> [Written exercise] Only the lines from the one with "Extract the chart's" through the final line should be given again, exactly as they appear, minus the pictures.

+ + + + + + +

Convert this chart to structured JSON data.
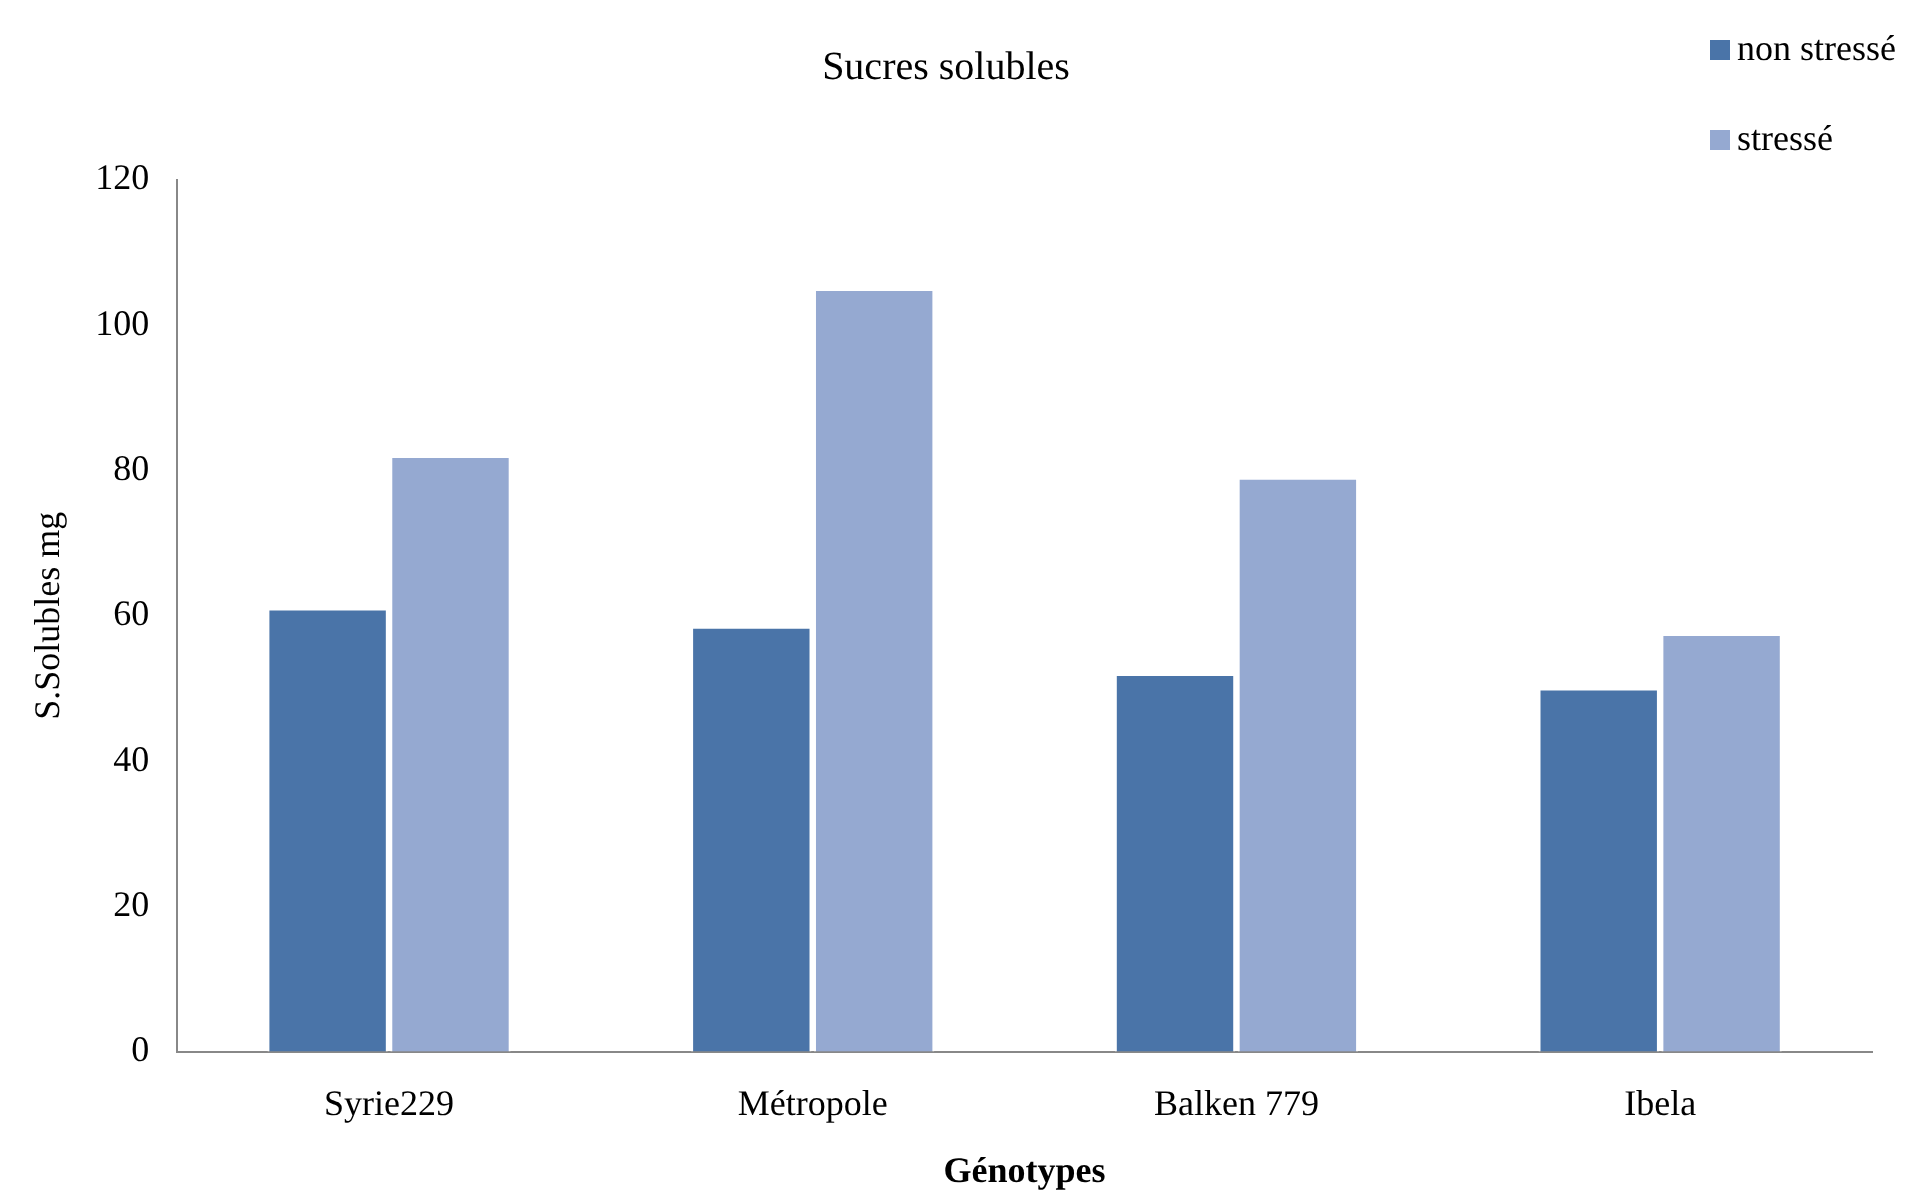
{
  "chart_data": {
    "type": "bar",
    "title": "Sucres solubles",
    "xlabel": "Génotypes",
    "ylabel": "S.Solubles mg",
    "categories": [
      "Syrie229",
      "Métropole",
      "Balken 779",
      "Ibela"
    ],
    "series": [
      {
        "name": "non stressé",
        "color": "#4a74a8",
        "values": [
          61,
          58.5,
          52,
          50
        ]
      },
      {
        "name": "stressé",
        "color": "#95a9d1",
        "values": [
          82,
          105,
          79,
          57.5
        ]
      }
    ],
    "ylim": [
      0,
      120
    ],
    "yticks": [
      0,
      20,
      40,
      60,
      80,
      100,
      120
    ],
    "grid": false,
    "legend": "top right"
  }
}
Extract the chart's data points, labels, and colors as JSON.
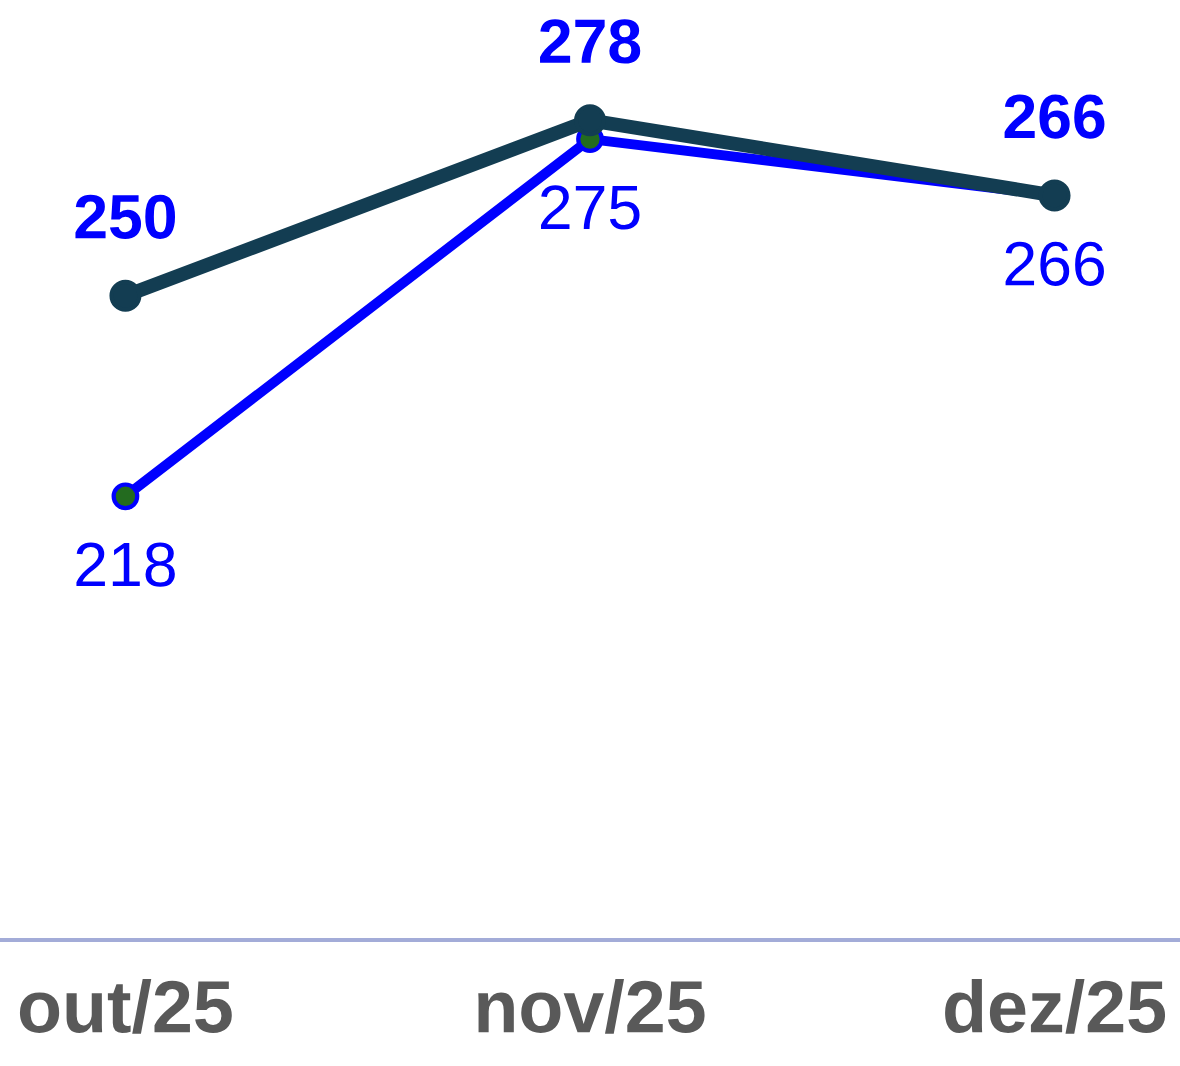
{
  "chart_data": {
    "type": "line",
    "categories": [
      "out/25",
      "nov/25",
      "dez/25"
    ],
    "series": [
      {
        "color": "#133d52",
        "values": [
          250,
          278,
          266
        ]
      },
      {
        "color": "#0000ff",
        "values": [
          218,
          275,
          266
        ]
      }
    ],
    "marker": "circle",
    "data_labels": true
  }
}
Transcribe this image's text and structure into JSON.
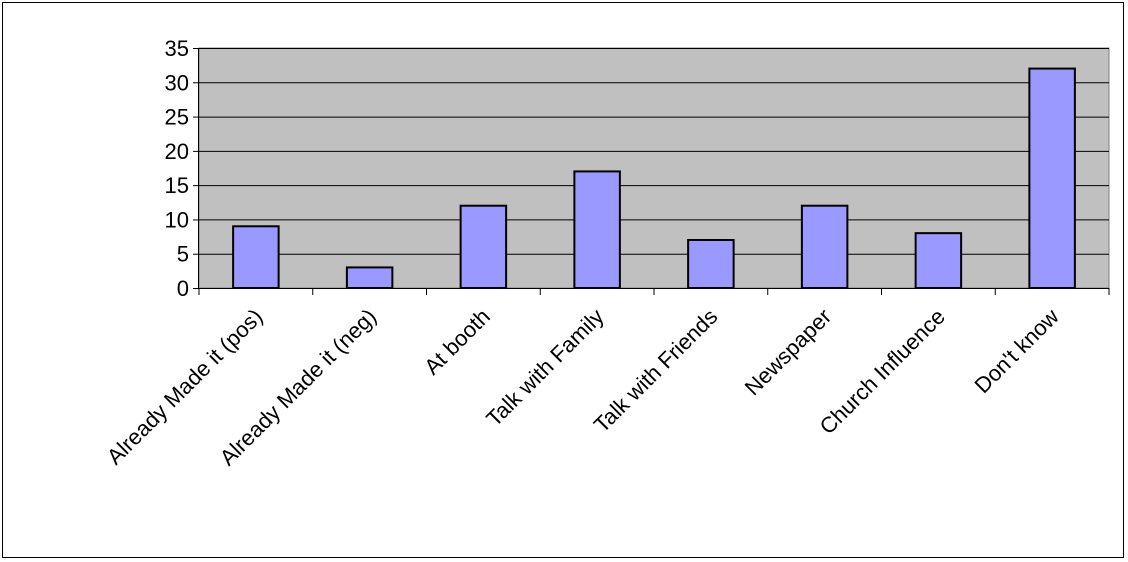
{
  "chart_data": {
    "type": "bar",
    "title": "",
    "xlabel": "",
    "ylabel": "",
    "categories": [
      "Already Made it (pos)",
      "Already Made it (neg)",
      "At booth",
      "Talk with Family",
      "Talk with Friends",
      "Newspaper",
      "Church Influence",
      "Don't know"
    ],
    "values": [
      9,
      3,
      12,
      17,
      7,
      12,
      8,
      32
    ],
    "ylim": [
      0,
      35
    ],
    "yticks": [
      0,
      5,
      10,
      15,
      20,
      25,
      30,
      35
    ],
    "grid": true,
    "legend": "none",
    "colors": {
      "bar_fill": "#9999ff",
      "plot_background": "#c0c0c0",
      "gridline": "#000000",
      "bar_stroke": "#000000"
    }
  }
}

+ + + + + + +

> [Correct response]
Extract the chart's data points, labels, and colors as JSON.
{
  "chart_data": {
    "type": "line",
    "categories": [
      "out/25",
      "nov/25",
      "dez/25"
    ],
    "series": [
      {
        "color": "#133d52",
        "values": [
          250,
          278,
          266
        ]
      },
      {
        "color": "#0000ff",
        "values": [
          218,
          275,
          266
        ]
      }
    ],
    "marker": "circle",
    "data_labels": true
  }
}
Transcribe this image's text and structure into JSON.
{
  "chart_data": {
    "type": "bar",
    "title": "",
    "xlabel": "",
    "ylabel": "",
    "categories": [
      "Already Made it (pos)",
      "Already Made it (neg)",
      "At booth",
      "Talk with Family",
      "Talk with Friends",
      "Newspaper",
      "Church Influence",
      "Don't know"
    ],
    "values": [
      9,
      3,
      12,
      17,
      7,
      12,
      8,
      32
    ],
    "ylim": [
      0,
      35
    ],
    "yticks": [
      0,
      5,
      10,
      15,
      20,
      25,
      30,
      35
    ],
    "grid": true,
    "legend": "none",
    "colors": {
      "bar_fill": "#9999ff",
      "plot_background": "#c0c0c0",
      "gridline": "#000000",
      "bar_stroke": "#000000"
    }
  }
}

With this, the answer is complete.